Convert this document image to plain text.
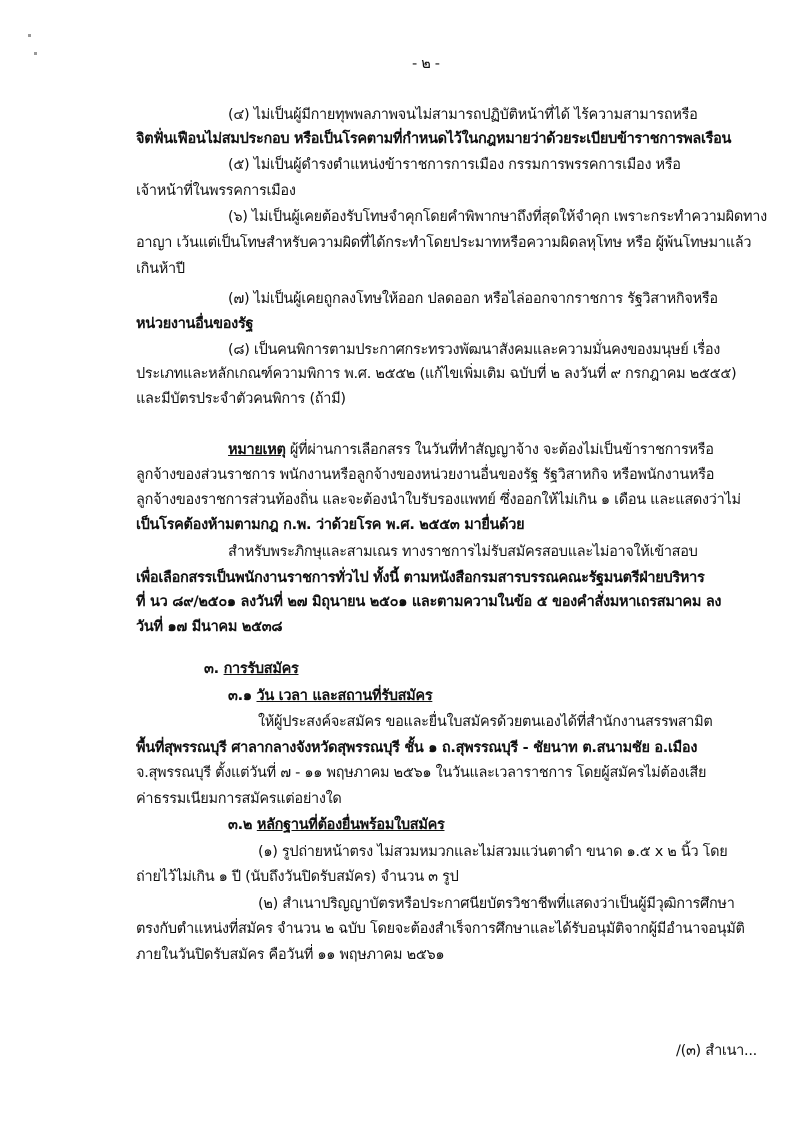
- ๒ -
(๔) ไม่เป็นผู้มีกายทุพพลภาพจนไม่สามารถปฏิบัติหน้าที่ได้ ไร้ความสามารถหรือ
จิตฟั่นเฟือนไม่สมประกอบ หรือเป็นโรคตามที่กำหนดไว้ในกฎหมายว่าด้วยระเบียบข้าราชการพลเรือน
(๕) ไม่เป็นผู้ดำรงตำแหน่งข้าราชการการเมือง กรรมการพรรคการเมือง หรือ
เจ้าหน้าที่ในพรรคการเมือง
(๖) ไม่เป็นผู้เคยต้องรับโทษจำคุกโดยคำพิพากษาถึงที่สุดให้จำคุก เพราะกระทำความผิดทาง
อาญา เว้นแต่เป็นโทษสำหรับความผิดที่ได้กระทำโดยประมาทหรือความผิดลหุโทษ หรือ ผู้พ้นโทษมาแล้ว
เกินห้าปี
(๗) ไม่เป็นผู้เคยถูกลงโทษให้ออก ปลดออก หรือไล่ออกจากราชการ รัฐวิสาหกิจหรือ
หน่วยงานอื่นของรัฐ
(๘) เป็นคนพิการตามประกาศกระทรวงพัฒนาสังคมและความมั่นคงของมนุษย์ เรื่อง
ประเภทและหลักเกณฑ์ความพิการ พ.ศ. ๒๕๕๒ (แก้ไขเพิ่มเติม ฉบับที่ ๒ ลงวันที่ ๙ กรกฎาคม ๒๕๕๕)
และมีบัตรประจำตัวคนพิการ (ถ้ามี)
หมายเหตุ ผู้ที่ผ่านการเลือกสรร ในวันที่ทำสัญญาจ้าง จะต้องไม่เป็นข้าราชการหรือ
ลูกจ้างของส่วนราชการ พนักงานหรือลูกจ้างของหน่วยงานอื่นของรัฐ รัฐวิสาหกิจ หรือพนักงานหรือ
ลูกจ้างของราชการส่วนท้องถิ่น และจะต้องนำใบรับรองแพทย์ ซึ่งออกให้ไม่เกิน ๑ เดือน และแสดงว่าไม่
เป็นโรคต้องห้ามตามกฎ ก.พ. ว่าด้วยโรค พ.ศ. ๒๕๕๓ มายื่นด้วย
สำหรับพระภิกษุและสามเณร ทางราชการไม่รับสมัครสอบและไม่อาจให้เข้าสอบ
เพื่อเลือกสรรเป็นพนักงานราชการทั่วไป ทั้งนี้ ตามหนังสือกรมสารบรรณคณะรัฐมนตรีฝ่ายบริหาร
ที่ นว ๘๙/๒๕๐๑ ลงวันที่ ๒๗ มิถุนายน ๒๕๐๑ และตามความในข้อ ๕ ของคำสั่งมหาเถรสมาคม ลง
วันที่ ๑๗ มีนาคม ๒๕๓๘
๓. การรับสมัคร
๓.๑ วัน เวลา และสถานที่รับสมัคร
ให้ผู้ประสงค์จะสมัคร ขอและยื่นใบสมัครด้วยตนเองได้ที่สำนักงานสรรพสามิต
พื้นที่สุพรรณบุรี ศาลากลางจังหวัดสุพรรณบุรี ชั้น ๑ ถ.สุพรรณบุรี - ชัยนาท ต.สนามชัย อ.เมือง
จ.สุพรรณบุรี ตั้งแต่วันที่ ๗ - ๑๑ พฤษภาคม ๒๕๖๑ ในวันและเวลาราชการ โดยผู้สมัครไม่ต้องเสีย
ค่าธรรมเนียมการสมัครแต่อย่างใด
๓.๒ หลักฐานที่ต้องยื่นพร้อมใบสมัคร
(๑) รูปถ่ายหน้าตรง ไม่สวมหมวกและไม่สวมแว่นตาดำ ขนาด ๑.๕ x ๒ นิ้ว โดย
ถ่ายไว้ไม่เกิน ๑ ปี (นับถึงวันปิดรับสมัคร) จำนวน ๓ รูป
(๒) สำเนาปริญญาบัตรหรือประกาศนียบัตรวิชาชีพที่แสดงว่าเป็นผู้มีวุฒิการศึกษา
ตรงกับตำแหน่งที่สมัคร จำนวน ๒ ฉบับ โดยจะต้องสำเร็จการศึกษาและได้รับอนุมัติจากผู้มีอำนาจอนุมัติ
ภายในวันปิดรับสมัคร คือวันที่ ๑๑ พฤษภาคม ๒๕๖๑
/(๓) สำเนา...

==

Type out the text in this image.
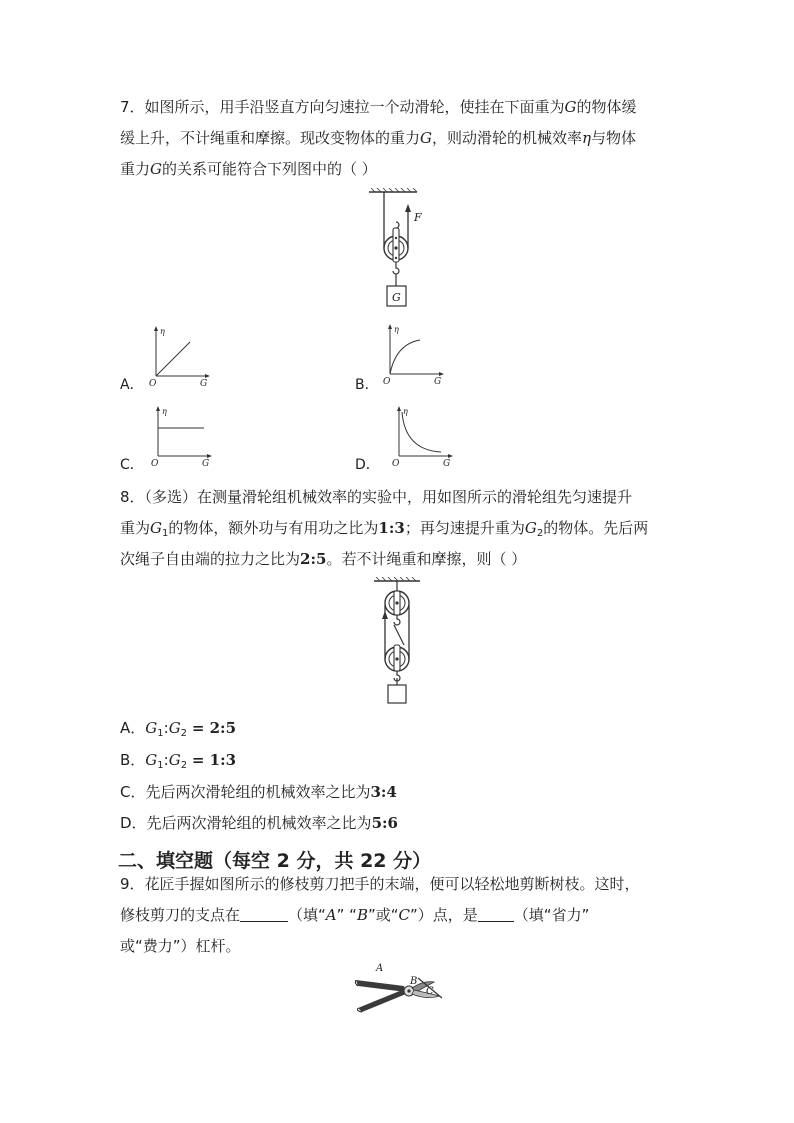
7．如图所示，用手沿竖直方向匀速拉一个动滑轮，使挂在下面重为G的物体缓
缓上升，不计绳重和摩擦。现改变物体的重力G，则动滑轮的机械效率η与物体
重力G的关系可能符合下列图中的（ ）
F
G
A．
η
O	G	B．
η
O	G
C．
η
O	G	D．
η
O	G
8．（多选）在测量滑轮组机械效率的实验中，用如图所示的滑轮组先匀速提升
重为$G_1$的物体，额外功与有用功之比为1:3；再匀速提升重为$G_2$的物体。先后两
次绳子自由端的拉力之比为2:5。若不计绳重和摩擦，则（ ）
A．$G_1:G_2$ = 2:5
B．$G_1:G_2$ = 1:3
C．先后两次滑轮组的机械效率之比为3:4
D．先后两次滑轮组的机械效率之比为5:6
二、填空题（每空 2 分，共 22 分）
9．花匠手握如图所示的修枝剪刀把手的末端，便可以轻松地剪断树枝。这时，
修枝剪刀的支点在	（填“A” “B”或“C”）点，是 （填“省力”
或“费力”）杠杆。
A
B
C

# Instructions to follow:
Your task is to pick out every line with the string "นของร" and copy it.

# Result for this task:
หน่วยงานอื่นของรัฐ
ลูกจ้างของส่วนราชการ พนักงานหรือลูกจ้างของหน่วยงานอื่นของรัฐ รัฐวิสาหกิจ หรือพนักงานหรือ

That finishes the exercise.